▸ EXERCISE DIRECTIONS
Rename "Hodograph" to "Wind Plot" throughout the entries from the line containing "Text: 350: 350 bbox=[22, 81, 40, 91]" through the line containing "Text: 10.8: 10.8 bbox=[593, 233, 618, 243]", and give back only those lines with everything else left unchanged.

+++

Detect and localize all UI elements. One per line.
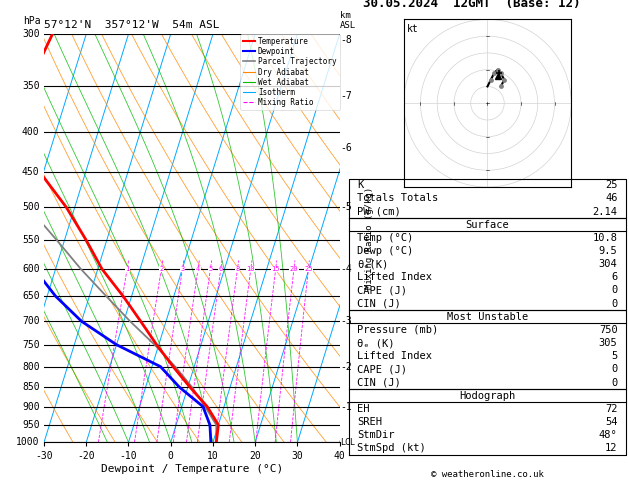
Text: 350: 350 bbox=[22, 81, 40, 91]
Text: 800: 800 bbox=[22, 362, 40, 372]
Text: K: K bbox=[357, 180, 364, 191]
Text: CIN (J): CIN (J) bbox=[357, 298, 401, 309]
Point bbox=[499, 76, 509, 84]
Text: 6: 6 bbox=[611, 272, 618, 282]
Text: Totals Totals: Totals Totals bbox=[357, 193, 438, 204]
Text: 750: 750 bbox=[599, 325, 618, 335]
Text: 500: 500 bbox=[22, 202, 40, 212]
Text: Hodograph: Hodograph bbox=[459, 391, 516, 400]
Text: θₑ(K): θₑ(K) bbox=[357, 259, 389, 269]
Text: -5: -5 bbox=[340, 202, 352, 212]
Text: -7: -7 bbox=[340, 91, 352, 101]
Text: 304: 304 bbox=[599, 259, 618, 269]
Text: 950: 950 bbox=[22, 420, 40, 430]
Text: 10: 10 bbox=[247, 266, 255, 272]
Text: 3: 3 bbox=[181, 266, 184, 272]
Text: Most Unstable: Most Unstable bbox=[447, 312, 528, 322]
Text: 300: 300 bbox=[22, 29, 40, 39]
Text: StmDir: StmDir bbox=[357, 430, 395, 440]
Text: Dewp (°C): Dewp (°C) bbox=[357, 246, 414, 256]
Text: 15: 15 bbox=[272, 266, 280, 272]
Text: 4: 4 bbox=[196, 266, 200, 272]
Text: 1: 1 bbox=[125, 266, 129, 272]
Text: PW (cm): PW (cm) bbox=[357, 207, 401, 217]
Text: 20: 20 bbox=[290, 266, 298, 272]
Text: -4: -4 bbox=[340, 264, 352, 274]
Point bbox=[486, 76, 496, 84]
Text: 30.05.2024  12GMT  (Base: 12): 30.05.2024 12GMT (Base: 12) bbox=[363, 0, 581, 10]
Text: 57°12'N  357°12'W  54m ASL: 57°12'N 357°12'W 54m ASL bbox=[44, 20, 220, 31]
Text: Surface: Surface bbox=[465, 220, 509, 230]
Text: -8: -8 bbox=[340, 35, 352, 45]
Text: 0: 0 bbox=[611, 378, 618, 387]
Text: LCL: LCL bbox=[340, 438, 355, 447]
Text: 10.8: 10.8 bbox=[593, 233, 618, 243]
Point bbox=[493, 66, 503, 73]
Text: 9.5: 9.5 bbox=[599, 246, 618, 256]
Text: 72: 72 bbox=[605, 404, 618, 414]
Text: 550: 550 bbox=[22, 235, 40, 244]
Text: 54: 54 bbox=[605, 417, 618, 427]
Text: 2.14: 2.14 bbox=[593, 207, 618, 217]
Text: EH: EH bbox=[357, 404, 370, 414]
X-axis label: Dewpoint / Temperature (°C): Dewpoint / Temperature (°C) bbox=[101, 464, 283, 474]
Text: 600: 600 bbox=[22, 264, 40, 274]
Text: 750: 750 bbox=[22, 340, 40, 350]
Text: 5: 5 bbox=[208, 266, 213, 272]
Text: CAPE (J): CAPE (J) bbox=[357, 364, 408, 374]
Text: km
ASL: km ASL bbox=[340, 11, 356, 30]
Text: 12: 12 bbox=[605, 443, 618, 453]
Text: Lifted Index: Lifted Index bbox=[357, 351, 432, 361]
Text: 6: 6 bbox=[219, 266, 223, 272]
Text: 400: 400 bbox=[22, 126, 40, 137]
Text: 700: 700 bbox=[22, 316, 40, 326]
Text: 0: 0 bbox=[611, 298, 618, 309]
Text: Temp (°C): Temp (°C) bbox=[357, 233, 414, 243]
Text: hPa: hPa bbox=[23, 16, 41, 26]
Text: -3: -3 bbox=[340, 316, 352, 326]
Text: 8: 8 bbox=[235, 266, 240, 272]
Text: CAPE (J): CAPE (J) bbox=[357, 285, 408, 295]
Text: Pressure (mb): Pressure (mb) bbox=[357, 325, 438, 335]
Legend: Temperature, Dewpoint, Parcel Trajectory, Dry Adiabat, Wet Adiabat, Isotherm, Mi: Temperature, Dewpoint, Parcel Trajectory… bbox=[240, 34, 340, 110]
Text: -1: -1 bbox=[340, 401, 352, 412]
Text: 1000: 1000 bbox=[16, 437, 40, 447]
Text: 305: 305 bbox=[599, 338, 618, 348]
Text: 25: 25 bbox=[605, 180, 618, 191]
Text: 650: 650 bbox=[22, 291, 40, 301]
Point bbox=[496, 69, 506, 77]
Text: 900: 900 bbox=[22, 401, 40, 412]
Text: 25: 25 bbox=[304, 266, 313, 272]
Text: -2: -2 bbox=[340, 362, 352, 372]
Point bbox=[496, 83, 506, 90]
Text: 46: 46 bbox=[605, 193, 618, 204]
Text: CIN (J): CIN (J) bbox=[357, 378, 401, 387]
Text: 850: 850 bbox=[22, 382, 40, 392]
Text: 2: 2 bbox=[159, 266, 164, 272]
Text: Mixing Ratio (g/kg): Mixing Ratio (g/kg) bbox=[365, 187, 374, 289]
Text: θₑ (K): θₑ (K) bbox=[357, 338, 395, 348]
Text: StmSpd (kt): StmSpd (kt) bbox=[357, 443, 426, 453]
Text: 0: 0 bbox=[611, 285, 618, 295]
Text: © weatheronline.co.uk: © weatheronline.co.uk bbox=[431, 470, 544, 479]
Point bbox=[489, 69, 499, 77]
Text: Lifted Index: Lifted Index bbox=[357, 272, 432, 282]
Text: -6: -6 bbox=[340, 143, 352, 153]
Text: kt: kt bbox=[407, 24, 419, 35]
Text: 450: 450 bbox=[22, 167, 40, 176]
Text: 5: 5 bbox=[611, 351, 618, 361]
Text: 0: 0 bbox=[611, 364, 618, 374]
Text: 48°: 48° bbox=[599, 430, 618, 440]
Text: SREH: SREH bbox=[357, 417, 382, 427]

+++

▸ FULL SOLUTION
Text: 350: 350 bbox=[22, 81, 40, 91]
Text: 800: 800 bbox=[22, 362, 40, 372]
Text: K: K bbox=[357, 180, 364, 191]
Text: CIN (J): CIN (J) bbox=[357, 298, 401, 309]
Point bbox=[499, 76, 509, 84]
Text: 6: 6 bbox=[611, 272, 618, 282]
Text: Totals Totals: Totals Totals bbox=[357, 193, 438, 204]
Text: 750: 750 bbox=[599, 325, 618, 335]
Text: 500: 500 bbox=[22, 202, 40, 212]
Text: Wind Plot: Wind Plot bbox=[459, 391, 516, 400]
Text: θₑ(K): θₑ(K) bbox=[357, 259, 389, 269]
Text: -5: -5 bbox=[340, 202, 352, 212]
Text: -7: -7 bbox=[340, 91, 352, 101]
Text: 304: 304 bbox=[599, 259, 618, 269]
Text: 950: 950 bbox=[22, 420, 40, 430]
Text: 10: 10 bbox=[247, 266, 255, 272]
Text: 3: 3 bbox=[181, 266, 184, 272]
Text: Most Unstable: Most Unstable bbox=[447, 312, 528, 322]
Text: 300: 300 bbox=[22, 29, 40, 39]
Text: StmDir: StmDir bbox=[357, 430, 395, 440]
Text: Dewp (°C): Dewp (°C) bbox=[357, 246, 414, 256]
Text: 15: 15 bbox=[272, 266, 280, 272]
Text: 4: 4 bbox=[196, 266, 200, 272]
Text: 1: 1 bbox=[125, 266, 129, 272]
Text: PW (cm): PW (cm) bbox=[357, 207, 401, 217]
Text: 20: 20 bbox=[290, 266, 298, 272]
Text: -4: -4 bbox=[340, 264, 352, 274]
Point bbox=[486, 76, 496, 84]
Text: 30.05.2024  12GMT  (Base: 12): 30.05.2024 12GMT (Base: 12) bbox=[363, 0, 581, 10]
Text: 57°12'N  357°12'W  54m ASL: 57°12'N 357°12'W 54m ASL bbox=[44, 20, 220, 31]
Text: Surface: Surface bbox=[465, 220, 509, 230]
Text: -8: -8 bbox=[340, 35, 352, 45]
Text: 0: 0 bbox=[611, 378, 618, 387]
Text: LCL: LCL bbox=[340, 438, 355, 447]
Text: 10.8: 10.8 bbox=[593, 233, 618, 243]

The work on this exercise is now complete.